▶ **Brief**:
Each line of the material below should be reproduced exactly.

▶ **Dataset entries**:
+++
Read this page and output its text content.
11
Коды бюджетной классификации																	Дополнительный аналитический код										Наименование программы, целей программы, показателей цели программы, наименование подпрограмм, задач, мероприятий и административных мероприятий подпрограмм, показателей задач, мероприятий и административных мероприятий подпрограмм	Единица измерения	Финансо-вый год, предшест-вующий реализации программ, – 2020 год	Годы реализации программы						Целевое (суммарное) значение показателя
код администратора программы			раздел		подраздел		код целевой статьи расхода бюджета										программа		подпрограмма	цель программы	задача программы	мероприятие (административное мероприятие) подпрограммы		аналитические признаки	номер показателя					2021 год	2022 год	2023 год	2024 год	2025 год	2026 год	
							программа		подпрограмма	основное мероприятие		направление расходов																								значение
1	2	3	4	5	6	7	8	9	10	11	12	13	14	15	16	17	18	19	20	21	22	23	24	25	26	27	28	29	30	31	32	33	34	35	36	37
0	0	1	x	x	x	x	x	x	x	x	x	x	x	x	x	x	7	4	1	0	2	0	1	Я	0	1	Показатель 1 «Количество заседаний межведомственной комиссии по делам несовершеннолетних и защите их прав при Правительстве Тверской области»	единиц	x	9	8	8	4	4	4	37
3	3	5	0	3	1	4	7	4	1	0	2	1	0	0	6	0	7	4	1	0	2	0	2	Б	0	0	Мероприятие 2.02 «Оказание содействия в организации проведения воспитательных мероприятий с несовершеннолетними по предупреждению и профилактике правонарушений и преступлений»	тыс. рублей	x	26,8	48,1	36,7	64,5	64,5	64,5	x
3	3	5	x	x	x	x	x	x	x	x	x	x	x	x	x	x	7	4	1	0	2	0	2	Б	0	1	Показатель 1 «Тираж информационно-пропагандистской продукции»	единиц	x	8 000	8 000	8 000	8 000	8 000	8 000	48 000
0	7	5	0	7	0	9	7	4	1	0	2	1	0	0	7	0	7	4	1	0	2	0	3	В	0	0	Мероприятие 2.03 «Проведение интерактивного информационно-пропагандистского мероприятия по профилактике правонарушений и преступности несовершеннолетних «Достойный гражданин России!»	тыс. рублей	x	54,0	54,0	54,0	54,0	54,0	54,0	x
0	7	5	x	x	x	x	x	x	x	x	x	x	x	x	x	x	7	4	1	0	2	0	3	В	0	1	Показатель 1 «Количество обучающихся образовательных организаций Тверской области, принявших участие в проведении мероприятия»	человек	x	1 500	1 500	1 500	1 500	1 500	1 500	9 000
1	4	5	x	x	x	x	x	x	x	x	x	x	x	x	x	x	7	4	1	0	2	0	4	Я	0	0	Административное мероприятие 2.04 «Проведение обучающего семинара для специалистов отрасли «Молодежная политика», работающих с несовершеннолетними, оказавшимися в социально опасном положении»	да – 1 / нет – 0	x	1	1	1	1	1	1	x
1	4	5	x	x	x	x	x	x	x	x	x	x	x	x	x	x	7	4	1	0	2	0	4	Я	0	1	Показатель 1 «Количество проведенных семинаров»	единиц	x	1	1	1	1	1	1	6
+++
▶ **Exercise result**:
Read this page and output its text content.
11
Коды бюджетной классификации																	Дополнительный аналитический код										Наименование программы, целей программы, показателей цели программы, наименование подпрограмм, задач, мероприятий и административных мероприятий подпрограмм, показателей задач, мероприятий и административных мероприятий подпрограмм	Единица измерения	Финансо-вый год, предшест-вующий реализации программ, – 2020 год	Годы реализации программы						Целевое (суммарное) значение показателя
код администратора программы			раздел		подраздел		код целевой статьи расхода бюджета										программа		подпрограмма	цель программы	задача программы	мероприятие (административное мероприятие) подпрограммы		аналитические признаки	номер показателя					2021 год	2022 год	2023 год	2024 год	2025 год	2026 год	
							программа		подпрограмма	основное мероприятие		направление расходов																								значение
1	2	3	4	5	6	7	8	9	10	11	12	13	14	15	16	17	18	19	20	21	22	23	24	25	26	27	28	29	30	31	32	33	34	35	36	37
0	0	1	x	x	x	x	x	x	x	x	x	x	x	x	x	x	7	4	1	0	2	0	1	Я	0	1	Показатель 1 «Количество заседаний межведомственной комиссии по делам несовершеннолетних и защите их прав при Правительстве Тверской области»	единиц	x	9	8	8	4	4	4	37
3	3	5	0	3	1	4	7	4	1	0	2	1	0	0	6	0	7	4	1	0	2	0	2	Б	0	0	Мероприятие 2.02 «Оказание содействия в организации проведения воспитательных мероприятий с несовершеннолетними по предупреждению и профилактике правонарушений и преступлений»	тыс. рублей	x	26,8	48,1	36,7	64,5	64,5	64,5	x
3	3	5	x	x	x	x	x	x	x	x	x	x	x	x	x	x	7	4	1	0	2	0	2	Б	0	1	Показатель 1 «Тираж информационно-пропагандистской продукции»	единиц	x	8 000	8 000	8 000	8 000	8 000	8 000	48 000
0	7	5	0	7	0	9	7	4	1	0	2	1	0	0	7	0	7	4	1	0	2	0	3	В	0	0	Мероприятие 2.03 «Проведение интерактивного информационно-пропагандистского мероприятия по профилактике правонарушений и преступности несовершеннолетних «Достойный гражданин России!»	тыс. рублей	x	54,0	54,0	54,0	54,0	54,0	54,0	x
0	7	5	x	x	x	x	x	x	x	x	x	x	x	x	x	x	7	4	1	0	2	0	3	В	0	1	Показатель 1 «Количество обучающихся образовательных организаций Тверской области, принявших участие в проведении мероприятия»	человек	x	1 500	1 500	1 500	1 500	1 500	1 500	9 000
1	4	5	x	x	x	x	x	x	x	x	x	x	x	x	x	x	7	4	1	0	2	0	4	Я	0	0	Административное мероприятие 2.04 «Проведение обучающего семинара для специалистов отрасли «Молодежная политика», работающих с несовершеннолетними, оказавшимися в социально опасном положении»	да – 1 / нет – 0	x	1	1	1	1	1	1	x
1	4	5	x	x	x	x	x	x	x	x	x	x	x	x	x	x	7	4	1	0	2	0	4	Я	0	1	Показатель 1 «Количество проведенных семинаров»	единиц	x	1	1	1	1	1	1	6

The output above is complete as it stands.